▶ _WRITTEN EXERCISE_
Copy out the data below verbatim.

▶ _THE DATA_

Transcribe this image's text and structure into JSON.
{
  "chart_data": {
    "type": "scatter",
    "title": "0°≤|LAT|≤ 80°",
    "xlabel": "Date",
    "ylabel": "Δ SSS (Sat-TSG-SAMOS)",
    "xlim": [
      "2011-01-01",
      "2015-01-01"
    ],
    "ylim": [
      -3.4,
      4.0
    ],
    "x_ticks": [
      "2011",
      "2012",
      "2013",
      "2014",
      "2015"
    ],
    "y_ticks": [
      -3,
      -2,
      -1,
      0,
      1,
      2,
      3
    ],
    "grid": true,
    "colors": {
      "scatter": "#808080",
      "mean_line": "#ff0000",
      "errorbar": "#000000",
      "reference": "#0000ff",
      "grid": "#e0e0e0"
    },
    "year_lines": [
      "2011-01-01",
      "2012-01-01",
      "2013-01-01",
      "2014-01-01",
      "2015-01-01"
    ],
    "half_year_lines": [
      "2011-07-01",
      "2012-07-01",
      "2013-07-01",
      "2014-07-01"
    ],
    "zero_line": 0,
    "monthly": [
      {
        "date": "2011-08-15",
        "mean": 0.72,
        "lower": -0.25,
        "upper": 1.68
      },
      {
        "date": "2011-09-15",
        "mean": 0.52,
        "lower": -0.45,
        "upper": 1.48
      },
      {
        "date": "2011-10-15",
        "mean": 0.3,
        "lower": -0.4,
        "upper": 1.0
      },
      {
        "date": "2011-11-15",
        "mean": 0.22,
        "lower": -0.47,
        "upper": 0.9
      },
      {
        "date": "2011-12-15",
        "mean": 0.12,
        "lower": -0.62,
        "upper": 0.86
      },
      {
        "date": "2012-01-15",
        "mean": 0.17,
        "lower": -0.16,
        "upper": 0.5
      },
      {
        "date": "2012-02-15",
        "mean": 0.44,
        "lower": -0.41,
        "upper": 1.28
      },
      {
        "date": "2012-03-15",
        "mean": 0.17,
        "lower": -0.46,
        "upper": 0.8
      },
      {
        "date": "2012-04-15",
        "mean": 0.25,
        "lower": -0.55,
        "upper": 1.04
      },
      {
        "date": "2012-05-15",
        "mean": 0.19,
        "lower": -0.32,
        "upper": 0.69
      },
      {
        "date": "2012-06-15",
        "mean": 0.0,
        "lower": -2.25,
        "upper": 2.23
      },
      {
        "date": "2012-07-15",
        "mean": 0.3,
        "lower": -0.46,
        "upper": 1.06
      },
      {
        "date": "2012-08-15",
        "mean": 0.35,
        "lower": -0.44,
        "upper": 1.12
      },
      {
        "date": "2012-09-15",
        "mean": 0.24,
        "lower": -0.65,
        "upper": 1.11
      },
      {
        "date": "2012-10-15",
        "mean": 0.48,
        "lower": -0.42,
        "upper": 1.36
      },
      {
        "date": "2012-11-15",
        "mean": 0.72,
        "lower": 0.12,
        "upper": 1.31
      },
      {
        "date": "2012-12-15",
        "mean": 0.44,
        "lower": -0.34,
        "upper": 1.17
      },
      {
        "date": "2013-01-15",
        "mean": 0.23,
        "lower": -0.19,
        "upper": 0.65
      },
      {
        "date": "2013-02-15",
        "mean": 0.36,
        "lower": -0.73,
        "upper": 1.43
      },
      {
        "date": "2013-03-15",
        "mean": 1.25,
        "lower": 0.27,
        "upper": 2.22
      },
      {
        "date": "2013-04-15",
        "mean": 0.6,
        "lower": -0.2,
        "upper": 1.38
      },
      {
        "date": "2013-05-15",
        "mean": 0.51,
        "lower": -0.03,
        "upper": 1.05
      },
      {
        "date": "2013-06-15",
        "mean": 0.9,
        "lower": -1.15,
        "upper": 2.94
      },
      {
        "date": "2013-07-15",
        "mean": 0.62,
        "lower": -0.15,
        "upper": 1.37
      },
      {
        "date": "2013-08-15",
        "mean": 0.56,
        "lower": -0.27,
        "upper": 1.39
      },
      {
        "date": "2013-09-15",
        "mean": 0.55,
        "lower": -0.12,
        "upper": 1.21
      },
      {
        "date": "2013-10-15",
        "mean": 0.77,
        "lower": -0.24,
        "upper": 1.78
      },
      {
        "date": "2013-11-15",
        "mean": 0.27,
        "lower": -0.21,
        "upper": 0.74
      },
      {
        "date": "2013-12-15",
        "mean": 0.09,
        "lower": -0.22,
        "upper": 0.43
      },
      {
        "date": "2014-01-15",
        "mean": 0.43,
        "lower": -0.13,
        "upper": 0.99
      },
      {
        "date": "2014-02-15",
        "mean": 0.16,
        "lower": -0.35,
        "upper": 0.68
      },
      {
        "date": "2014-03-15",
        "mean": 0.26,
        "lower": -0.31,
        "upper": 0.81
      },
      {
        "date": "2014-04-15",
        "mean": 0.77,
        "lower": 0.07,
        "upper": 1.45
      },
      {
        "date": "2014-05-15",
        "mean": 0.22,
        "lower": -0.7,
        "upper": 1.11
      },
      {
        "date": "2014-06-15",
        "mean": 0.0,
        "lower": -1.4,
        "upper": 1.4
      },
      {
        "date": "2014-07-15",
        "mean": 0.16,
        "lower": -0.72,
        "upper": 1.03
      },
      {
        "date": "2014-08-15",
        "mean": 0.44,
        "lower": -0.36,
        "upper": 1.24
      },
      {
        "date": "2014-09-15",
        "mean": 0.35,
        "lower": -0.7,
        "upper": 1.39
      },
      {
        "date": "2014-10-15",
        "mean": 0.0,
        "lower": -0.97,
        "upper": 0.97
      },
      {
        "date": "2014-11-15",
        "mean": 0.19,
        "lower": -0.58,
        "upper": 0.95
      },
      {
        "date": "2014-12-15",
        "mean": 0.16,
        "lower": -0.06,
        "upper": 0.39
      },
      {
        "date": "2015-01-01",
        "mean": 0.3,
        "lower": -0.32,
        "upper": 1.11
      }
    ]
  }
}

▶ _FULL RESPONSE_
Transcribe this image's text and structure into JSON.
{
  "chart_data": {
    "type": "scatter",
    "title": "0°≤|LAT|≤ 80°",
    "xlabel": "Date",
    "ylabel": "Δ SSS (Sat-TSG-SAMOS)",
    "xlim": [
      "2011-01-01",
      "2015-01-01"
    ],
    "ylim": [
      -3.4,
      4.0
    ],
    "x_ticks": [
      "2011",
      "2012",
      "2013",
      "2014",
      "2015"
    ],
    "y_ticks": [
      -3,
      -2,
      -1,
      0,
      1,
      2,
      3
    ],
    "grid": true,
    "colors": {
      "scatter": "#808080",
      "mean_line": "#ff0000",
      "errorbar": "#000000",
      "reference": "#0000ff",
      "grid": "#e0e0e0"
    },
    "year_lines": [
      "2011-01-01",
      "2012-01-01",
      "2013-01-01",
      "2014-01-01",
      "2015-01-01"
    ],
    "half_year_lines": [
      "2011-07-01",
      "2012-07-01",
      "2013-07-01",
      "2014-07-01"
    ],
    "zero_line": 0,
    "monthly": [
      {
        "date": "2011-08-15",
        "mean": 0.72,
        "lower": -0.25,
        "upper": 1.68
      },
      {
        "date": "2011-09-15",
        "mean": 0.52,
        "lower": -0.45,
        "upper": 1.48
      },
      {
        "date": "2011-10-15",
        "mean": 0.3,
        "lower": -0.4,
        "upper": 1.0
      },
      {
        "date": "2011-11-15",
        "mean": 0.22,
        "lower": -0.47,
        "upper": 0.9
      },
      {
        "date": "2011-12-15",
        "mean": 0.12,
        "lower": -0.62,
        "upper": 0.86
      },
      {
        "date": "2012-01-15",
        "mean": 0.17,
        "lower": -0.16,
        "upper": 0.5
      },
      {
        "date": "2012-02-15",
        "mean": 0.44,
        "lower": -0.41,
        "upper": 1.28
      },
      {
        "date": "2012-03-15",
        "mean": 0.17,
        "lower": -0.46,
        "upper": 0.8
      },
      {
        "date": "2012-04-15",
        "mean": 0.25,
        "lower": -0.55,
        "upper": 1.04
      },
      {
        "date": "2012-05-15",
        "mean": 0.19,
        "lower": -0.32,
        "upper": 0.69
      },
      {
        "date": "2012-06-15",
        "mean": 0.0,
        "lower": -2.25,
        "upper": 2.23
      },
      {
        "date": "2012-07-15",
        "mean": 0.3,
        "lower": -0.46,
        "upper": 1.06
      },
      {
        "date": "2012-08-15",
        "mean": 0.35,
        "lower": -0.44,
        "upper": 1.12
      },
      {
        "date": "2012-09-15",
        "mean": 0.24,
        "lower": -0.65,
        "upper": 1.11
      },
      {
        "date": "2012-10-15",
        "mean": 0.48,
        "lower": -0.42,
        "upper": 1.36
      },
      {
        "date": "2012-11-15",
        "mean": 0.72,
        "lower": 0.12,
        "upper": 1.31
      },
      {
        "date": "2012-12-15",
        "mean": 0.44,
        "lower": -0.34,
        "upper": 1.17
      },
      {
        "date": "2013-01-15",
        "mean": 0.23,
        "lower": -0.19,
        "upper": 0.65
      },
      {
        "date": "2013-02-15",
        "mean": 0.36,
        "lower": -0.73,
        "upper": 1.43
      },
      {
        "date": "2013-03-15",
        "mean": 1.25,
        "lower": 0.27,
        "upper": 2.22
      },
      {
        "date": "2013-04-15",
        "mean": 0.6,
        "lower": -0.2,
        "upper": 1.38
      },
      {
        "date": "2013-05-15",
        "mean": 0.51,
        "lower": -0.03,
        "upper": 1.05
      },
      {
        "date": "2013-06-15",
        "mean": 0.9,
        "lower": -1.15,
        "upper": 2.94
      },
      {
        "date": "2013-07-15",
        "mean": 0.62,
        "lower": -0.15,
        "upper": 1.37
      },
      {
        "date": "2013-08-15",
        "mean": 0.56,
        "lower": -0.27,
        "upper": 1.39
      },
      {
        "date": "2013-09-15",
        "mean": 0.55,
        "lower": -0.12,
        "upper": 1.21
      },
      {
        "date": "2013-10-15",
        "mean": 0.77,
        "lower": -0.24,
        "upper": 1.78
      },
      {
        "date": "2013-11-15",
        "mean": 0.27,
        "lower": -0.21,
        "upper": 0.74
      },
      {
        "date": "2013-12-15",
        "mean": 0.09,
        "lower": -0.22,
        "upper": 0.43
      },
      {
        "date": "2014-01-15",
        "mean": 0.43,
        "lower": -0.13,
        "upper": 0.99
      },
      {
        "date": "2014-02-15",
        "mean": 0.16,
        "lower": -0.35,
        "upper": 0.68
      },
      {
        "date": "2014-03-15",
        "mean": 0.26,
        "lower": -0.31,
        "upper": 0.81
      },
      {
        "date": "2014-04-15",
        "mean": 0.77,
        "lower": 0.07,
        "upper": 1.45
      },
      {
        "date": "2014-05-15",
        "mean": 0.22,
        "lower": -0.7,
        "upper": 1.11
      },
      {
        "date": "2014-06-15",
        "mean": 0.0,
        "lower": -1.4,
        "upper": 1.4
      },
      {
        "date": "2014-07-15",
        "mean": 0.16,
        "lower": -0.72,
        "upper": 1.03
      },
      {
        "date": "2014-08-15",
        "mean": 0.44,
        "lower": -0.36,
        "upper": 1.24
      },
      {
        "date": "2014-09-15",
        "mean": 0.35,
        "lower": -0.7,
        "upper": 1.39
      },
      {
        "date": "2014-10-15",
        "mean": 0.0,
        "lower": -0.97,
        "upper": 0.97
      },
      {
        "date": "2014-11-15",
        "mean": 0.19,
        "lower": -0.58,
        "upper": 0.95
      },
      {
        "date": "2014-12-15",
        "mean": 0.16,
        "lower": -0.06,
        "upper": 0.39
      },
      {
        "date": "2015-01-01",
        "mean": 0.3,
        "lower": -0.32,
        "upper": 1.11
      }
    ]
  }
}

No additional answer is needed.